• _YOUR GOAL_: Write out the data below in full, unchanged, minus the images.
##### RECORDS FOR PROCESSING
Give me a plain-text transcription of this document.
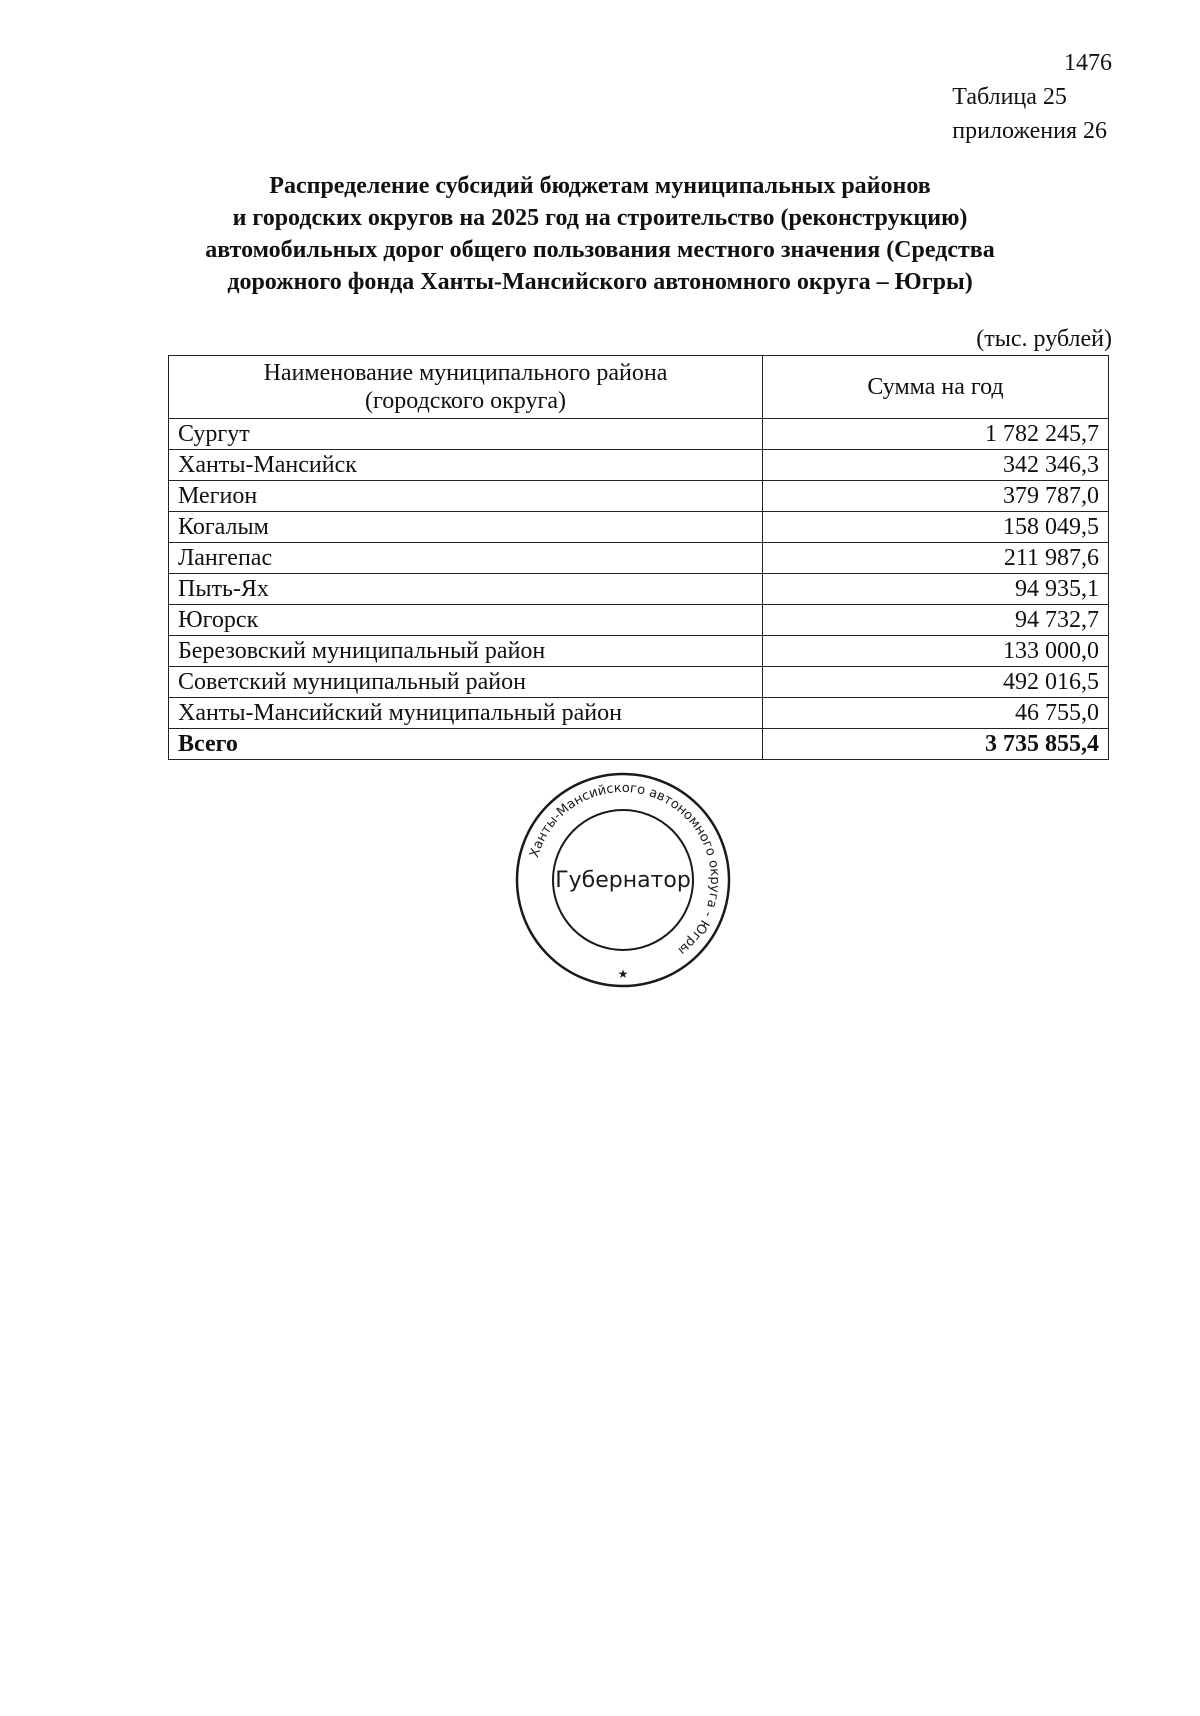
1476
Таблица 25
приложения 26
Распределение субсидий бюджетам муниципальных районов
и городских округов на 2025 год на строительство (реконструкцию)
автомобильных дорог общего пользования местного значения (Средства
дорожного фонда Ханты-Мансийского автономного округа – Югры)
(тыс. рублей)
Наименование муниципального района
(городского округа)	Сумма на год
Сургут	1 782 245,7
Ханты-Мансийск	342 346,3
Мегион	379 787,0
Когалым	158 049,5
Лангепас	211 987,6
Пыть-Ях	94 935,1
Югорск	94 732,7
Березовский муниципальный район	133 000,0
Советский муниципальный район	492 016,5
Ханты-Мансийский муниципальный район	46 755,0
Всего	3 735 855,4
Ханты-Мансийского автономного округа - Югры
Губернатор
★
##########
• _CORRECT RESULT_:
Give me a plain-text transcription of this document.
1476
Таблица 25
приложения 26
Распределение субсидий бюджетам муниципальных районов
и городских округов на 2025 год на строительство (реконструкцию)
автомобильных дорог общего пользования местного значения (Средства
дорожного фонда Ханты-Мансийского автономного округа – Югры)
(тыс. рублей)
Наименование муниципального района
(городского округа)	Сумма на год
Сургут	1 782 245,7
Ханты-Мансийск	342 346,3
Мегион	379 787,0
Когалым	158 049,5
Лангепас	211 987,6
Пыть-Ях	94 935,1
Югорск	94 732,7
Березовский муниципальный район	133 000,0
Советский муниципальный район	492 016,5
Ханты-Мансийский муниципальный район	46 755,0
Всего	3 735 855,4
Ханты-Мансийского автономного округа - Югры
Губернатор
★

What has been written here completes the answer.